▶ _Set task_: Report how many lines contain the word "gromadzi"; answer with the number only.

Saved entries
--------------------------------
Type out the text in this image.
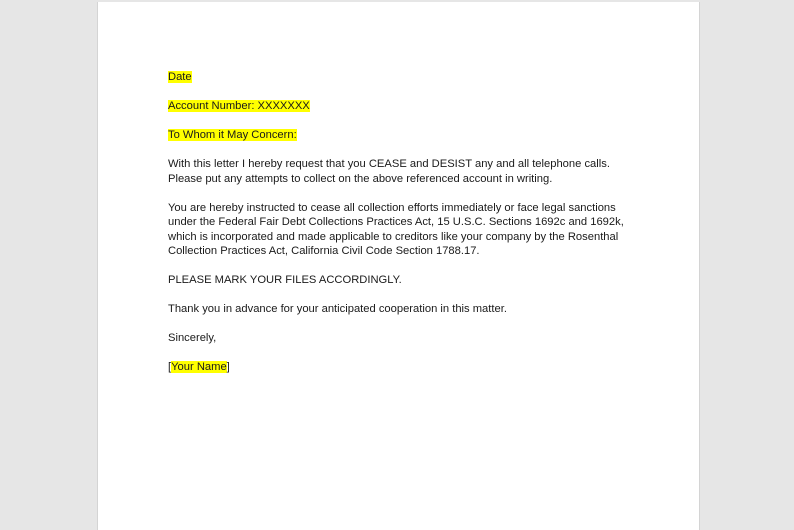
Date

Account Number: XXXXXXX

To Whom it May Concern:

With this letter I hereby request that you CEASE and DESIST any and all telephone calls.  Please put any attempts to collect on the above referenced account in writing.

You are hereby instructed to cease all collection efforts immediately or face legal sanctions under the Federal Fair Debt Collections Practices Act, 15 U.S.C. Sections 1692c and 1692k, which is incorporated and made applicable to creditors like your company by the Rosenthal Collection Practices Act, California Civil Code Section 1788.17.

PLEASE MARK YOUR FILES ACCORDINGLY.

Thank you in advance for your anticipated cooperation in this matter.

Sincerely,

[Your Name]
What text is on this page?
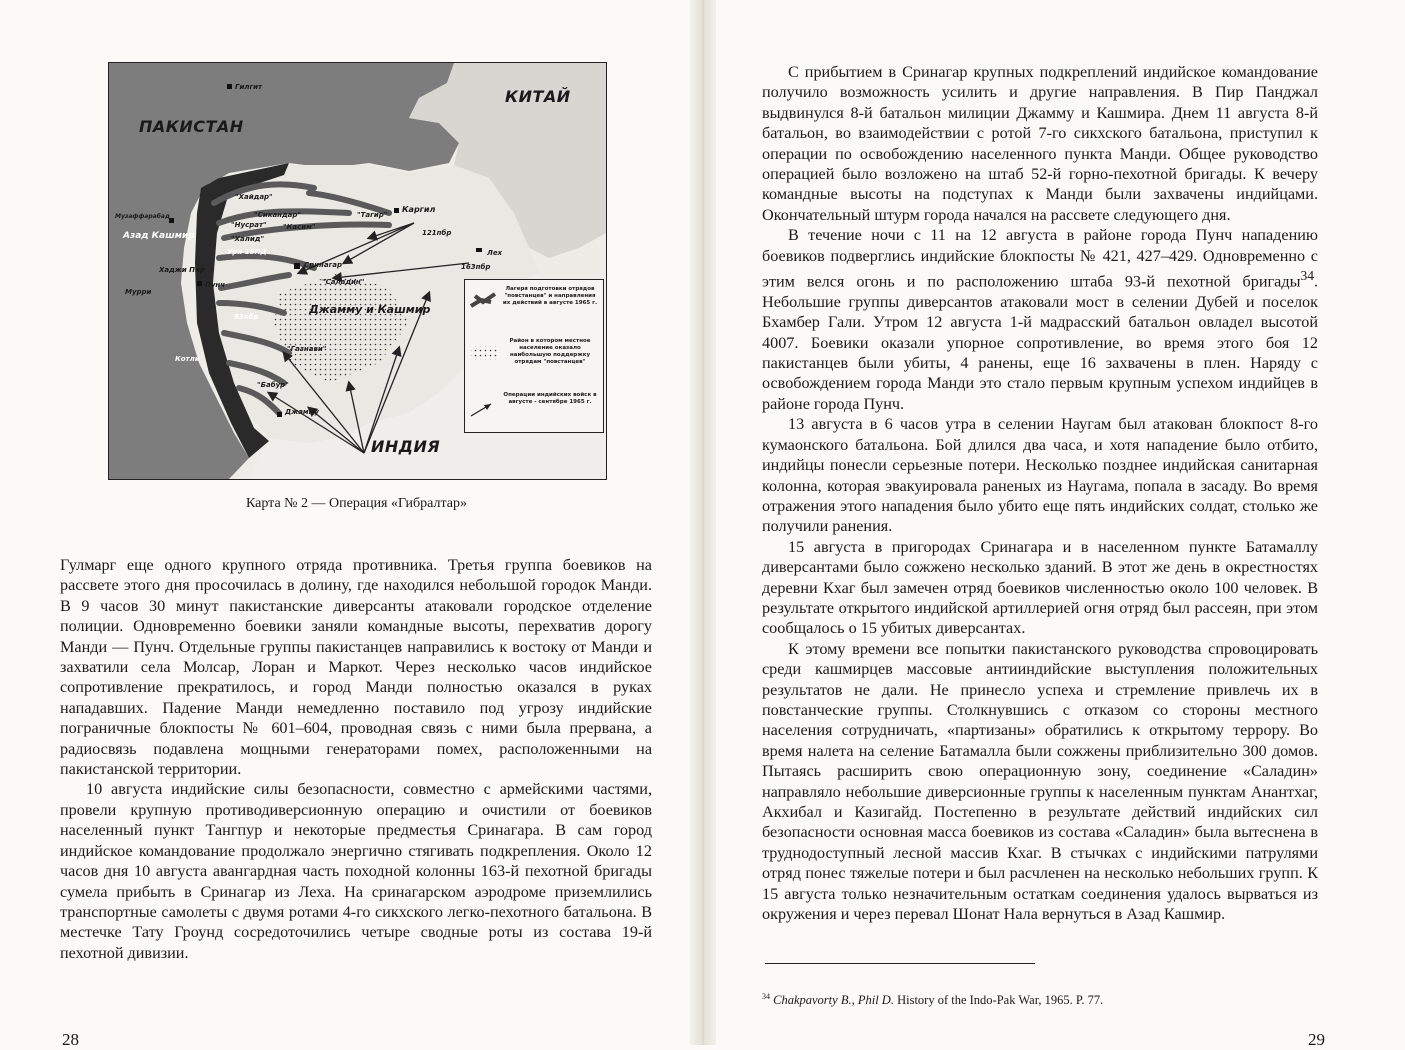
ПАКИСТАН
КИТАЙ
ИНДИЯ
Джамму и Кашмир
Гилгит
Музаффарабад
Азад Кашмир
Хаджи Пир
Мурри
Котли
Пунч
Сринагар
Каргил
Лех
Джамму
"Хайдар"
"Сикандар"
"Нусрат" "Касим"
"Халид"
"Тагир"
"Саладин"
"Газнави"
"Бабур"
Ури 19ПД
93пбр
121пбр
163пбр
Лагеря подготовки отрядов "повстанцев" и направления их действий в августе 1965 г.
Район в котором местное население оказало наибольшую поддержку отрядам "повстанцев"
Операции индийских войск в августе - сентябре 1965 г.
Карта № 2 — Операция «Гибралтар»

Гулмарг еще одного крупного отряда противника. Третья группа боевиков на рассвете этого дня просочилась в долину, где находился небольшой городок Манди. В 9 часов 30 минут пакистанские диверсанты атаковали городское отделение полиции. Одновременно боевики заняли командные высоты, перехватив дорогу Манди — Пунч. Отдельные группы пакистанцев направились к востоку от Манди и захватили села Молсар, Лоран и Маркот. Через несколько часов индийское сопротивление прекратилось, и город Манди полностью оказался в руках нападавших. Падение Манди немедленно поставило под угрозу индийские пограничные блокпосты № 601–604, проводная связь с ними была прервана, а радиосвязь подавлена мощными генераторами помех, расположенными на пакистанской территории.

10 августа индийские силы безопасности, совместно с армейскими частями, провели крупную противодиверсионную операцию и очистили от боевиков населенный пункт Тангпур и некоторые предместья Сринагара. В сам город индийское командование продолжало энергично стягивать подкрепления. Около 12 часов дня 10 августа авангардная часть походной колонны 163-й пехотной бригады сумела прибыть в Сринагар из Леха. На сринагарском аэродроме приземлились транспортные самолеты с двумя ротами 4-го сикхского легко-пехотного батальона. В местечке Тату Гроунд сосредоточились четыре сводные роты из состава 19-й пехотной дивизии.

28

С прибытием в Сринагар крупных подкреплений индийское командование получило возможность усилить и другие направления. В Пир Панджал выдвинулся 8-й батальон милиции Джамму и Кашмира. Днем 11 августа 8-й батальон, во взаимодействии с ротой 7-го сикхского батальона, приступил к операции по освобождению населенного пункта Манди. Общее руководство операцией было возложено на штаб 52-й горно-пехотной бригады. К вечеру командные высоты на подступах к Манди были захвачены индийцами. Окончательный штурм города начался на рассвете следующего дня.

В течение ночи с 11 на 12 августа в районе города Пунч нападению боевиков подверглись индийские блокпосты № 421, 427–429. Одновременно с этим велся огонь и по расположению штаба 93-й пехотной бригады$^{34}$. Небольшие группы диверсантов атаковали мост в селении Дубей и поселок Бхамбер Гали. Утром 12 августа 1-й мадрасский батальон овладел высотой 4007. Боевики оказали упорное сопротивление, во время этого боя 12 пакистанцев были убиты, 4 ранены, еще 16 захвачены в плен. Наряду с освобождением города Манди это стало первым крупным успехом индийцев в районе города Пунч.

13 августа в 6 часов утра в селении Наугам был атакован блокпост 8-го кумаонского батальона. Бой длился два часа, и хотя нападение было отбито, индийцы понесли серьезные потери. Несколько позднее индийская санитарная колонна, которая эвакуировала раненых из Наугама, попала в засаду. Во время отражения этого нападения было убито еще пять индийских солдат, столько же получили ранения.

15 августа в пригородах Сринагара и в населенном пункте Батамаллу диверсантами было сожжено несколько зданий. В этот же день в окрестностях деревни Кхаг был замечен отряд боевиков численностью около 100 человек. В результате открытого индийской артиллерией огня отряд был рассеян, при этом сообщалось о 15 убитых диверсантах.

К этому времени все попытки пакистанского руководства спровоцировать среди кашмирцев массовые антииндийские выступления положительных результатов не дали. Не принесло успеха и стремление привлечь их в повстанческие группы. Столкнувшись с отказом со стороны местного населения сотрудничать, «партизаны» обратились к открытому террору. Во время налета на селение Батамалла были сожжены приблизительно 300 домов. Пытаясь расширить свою операционную зону, соединение «Саладин» направляло небольшие диверсионные группы к населенным пунктам Анантхаг, Акхибал и Казигайд. Постепенно в результате действий индийских сил безопасности основная масса боевиков из состава «Саладин» была вытеснена в труднодоступный лесной массив Кхаг. В стычках с индийскими патрулями отряд понес тяжелые потери и был расчленен на несколько небольших групп. К 15 августа только незначительным остаткам соединения удалось вырваться из окружения и через перевал Шонат Нала вернуться в Азад Кашмир.

$^{34}$ Chakpavorty B., Phil D. History of the Indo-Pak War, 1965. P. 77.
29
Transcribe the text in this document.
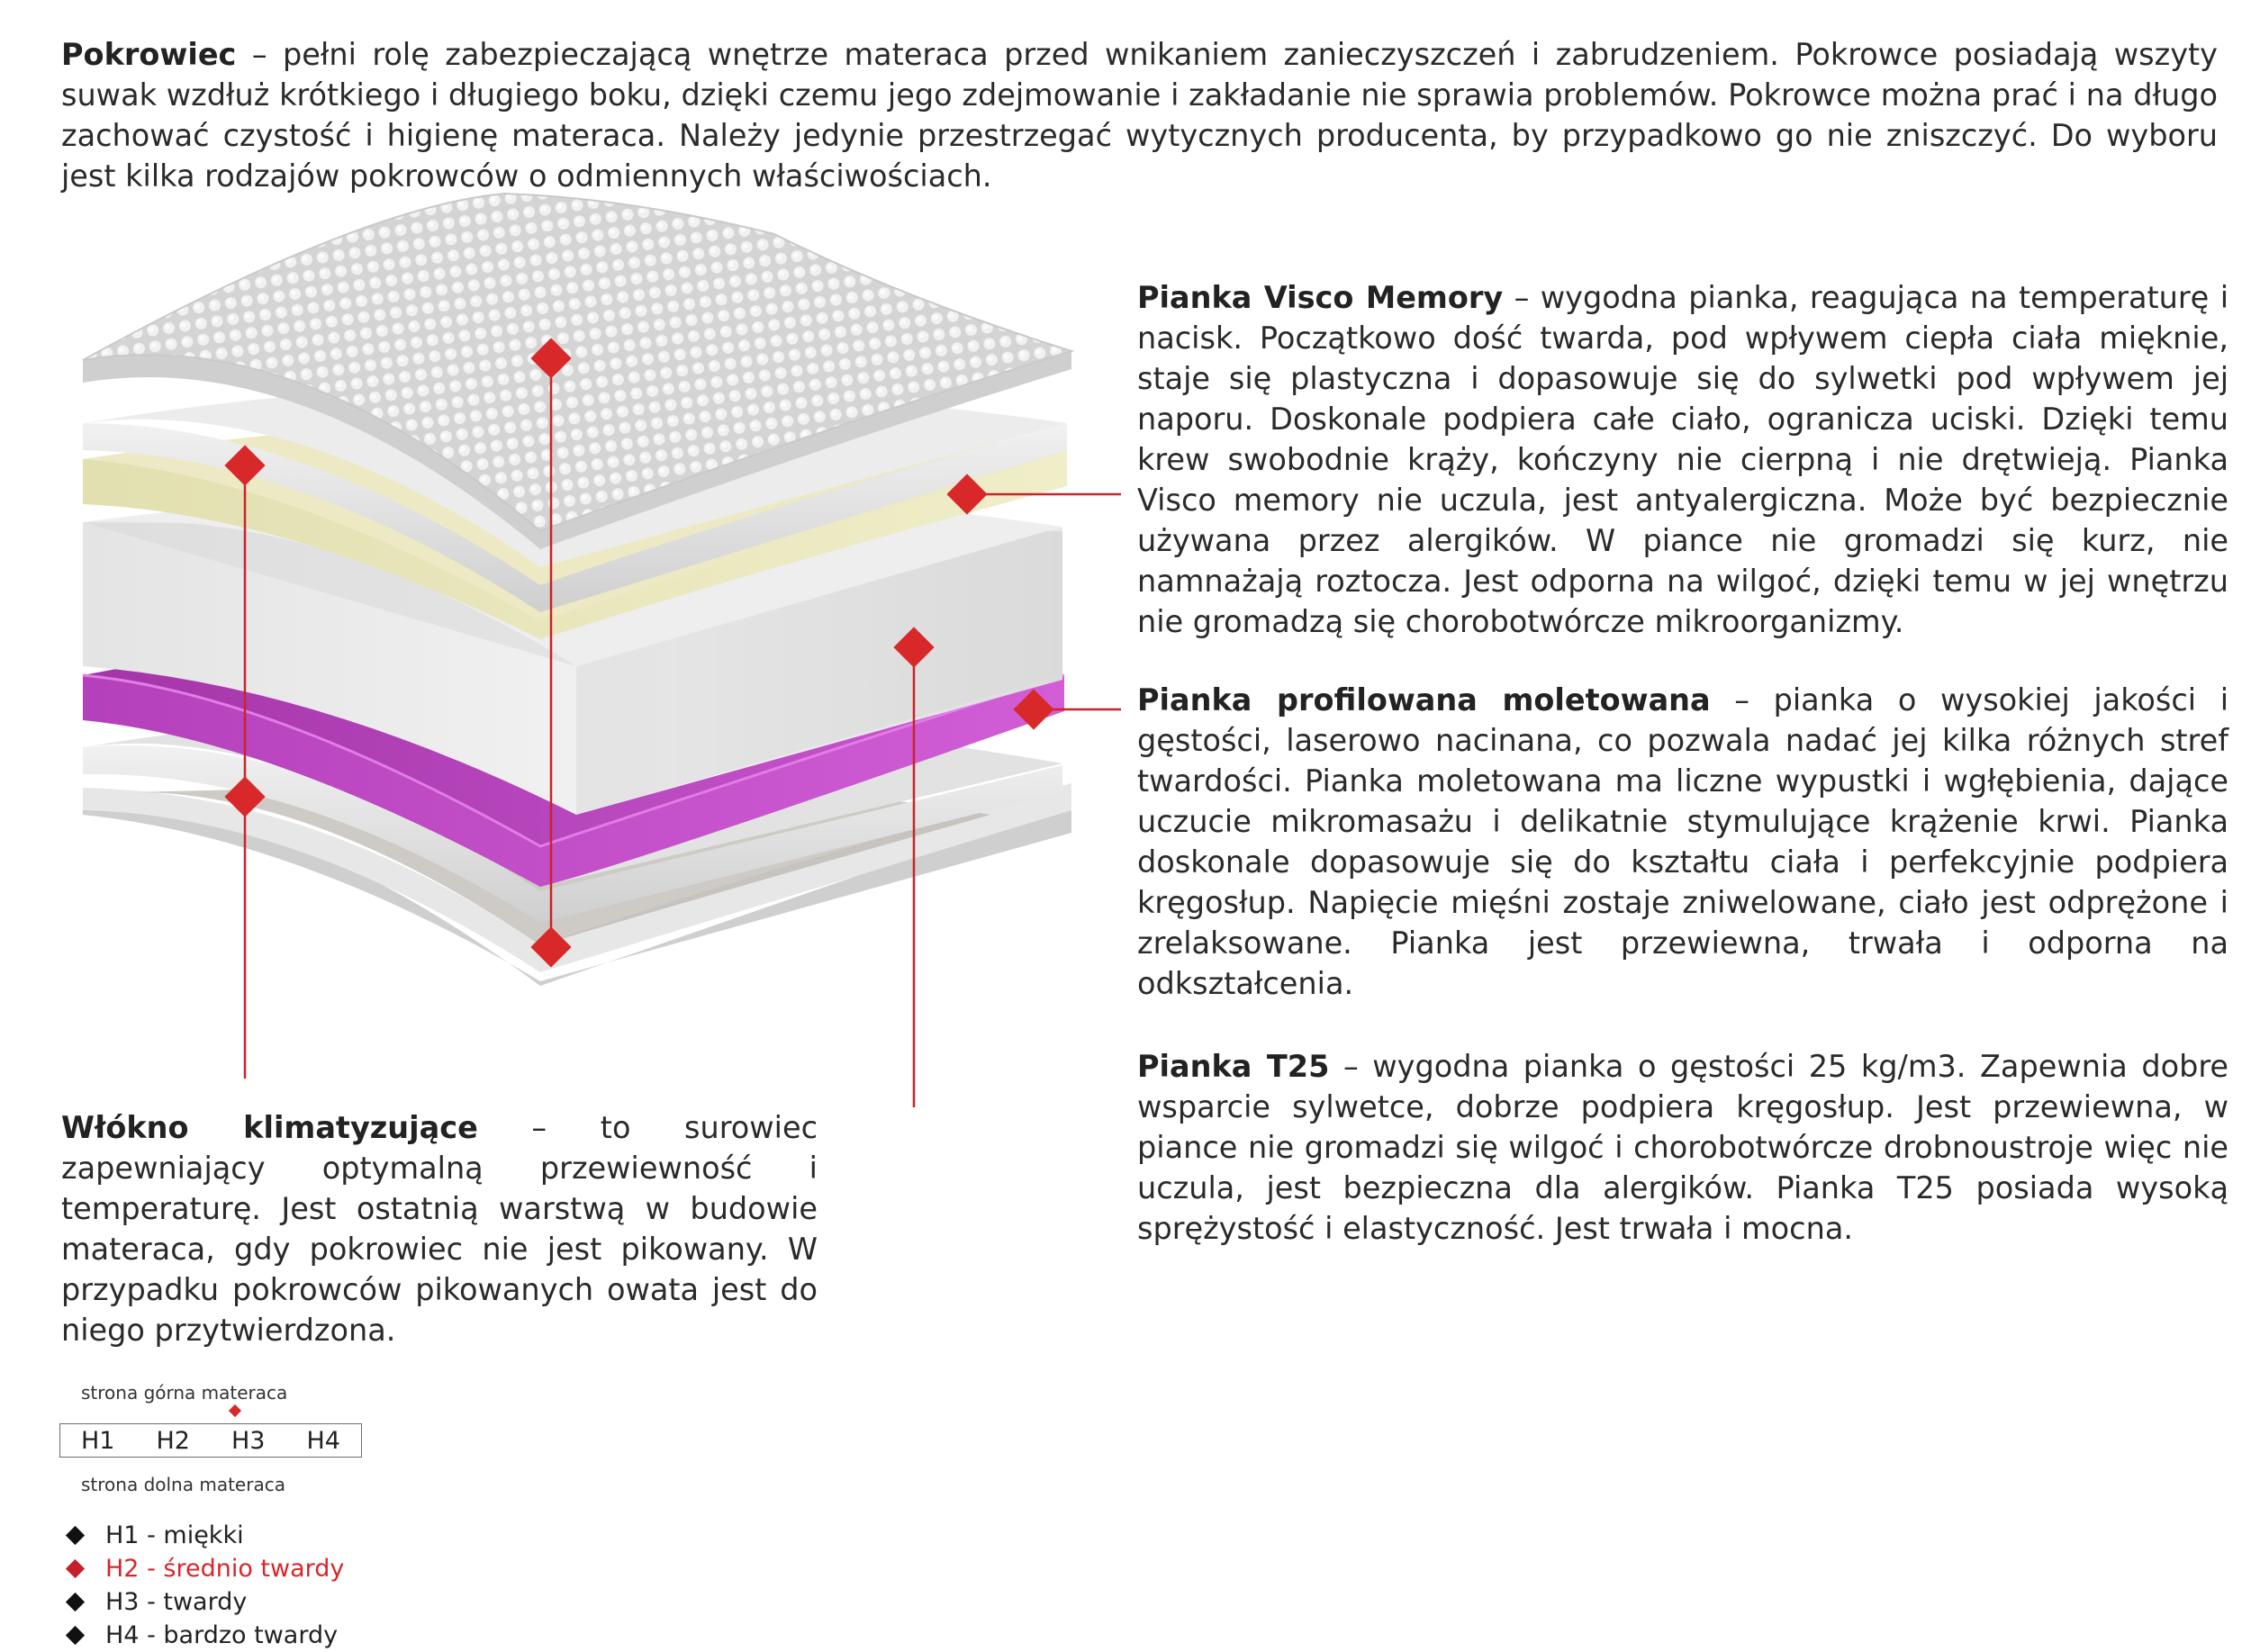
Pokrowiec – pełni rolę zabezpieczającą wnętrze materaca przed wnikaniem zanieczyszczeń i zabrudzeniem. Pokrowce posiadają wszyty suwak wzdłuż krótkiego i długiego boku, dzięki czemu jego zdejmowanie i zakładanie nie sprawia problemów. Pokrowce można prać i na długo zachować czystość i higienę materaca. Należy jedynie przestrzegać wytycznych producenta, by przypadkowo go nie zniszczyć. Do wyboru jest kilka rodzajów pokrowców o odmiennych właściwościach.

Pianka Visco Memory – wygodna pianka, reagująca na temperaturę i nacisk. Początkowo dość twarda, pod wpływem ciepła ciała mięknie, staje się plastyczna i dopasowuje się do sylwetki pod wpływem jej naporu. Doskonale podpiera całe ciało, ogranicza uciski. Dzięki temu krew swobodnie krąży, kończyny nie cierpną i nie drętwieją. Pianka Visco memory nie uczula, jest antyalergiczna. Może być bezpiecznie używana przez alergików. W piance nie gromadzi się kurz, nie namnażają roztocza. Jest odporna na wilgoć, dzięki temu w jej wnętrzu nie gromadzą się chorobotwórcze mikroorganizmy.

Pianka profilowana moletowana – pianka o wysokiej jakości i gęstości, laserowo nacinana, co pozwala nadać jej kilka różnych stref twardości. Pianka moletowana ma liczne wypustki i wgłębienia, dające uczucie mikromasażu i delikatnie stymulujące krążenie krwi. Pianka doskonale dopasowuje się do kształtu ciała i perfekcyjnie podpiera kręgosłup. Napięcie mięśni zostaje zniwelowane, ciało jest odprężone i zrelaksowane. Pianka jest przewiewna, trwała i odporna na odkształcenia.

Pianka T25 – wygodna pianka o gęstości 25 kg/m3. Zapewnia dobre wsparcie sylwetce, dobrze podpiera kręgosłup. Jest przewiewna, w piance nie gromadzi się wilgoć i chorobotwórcze drobnoustroje więc nie uczula, jest bezpieczna dla alergików. Pianka T25 posiada wysoką sprężystość i elastyczność. Jest trwała i mocna.

Włókno klimatyzujące – to surowiec zapewniający optymalną przewiewność i temperaturę. Jest ostatnią warstwą w budowie materaca, gdy pokrowiec nie jest pikowany. W przypadku pokrowców pikowanych owata jest do niego przytwierdzona.

strona górna materaca
H1 H2 H3 H4
strona dolna materaca
H1 - miękki
H2 - średnio twardy
H3 - twardy
H4 - bardzo twardy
--------------------------------
▶ _Full answer_: 2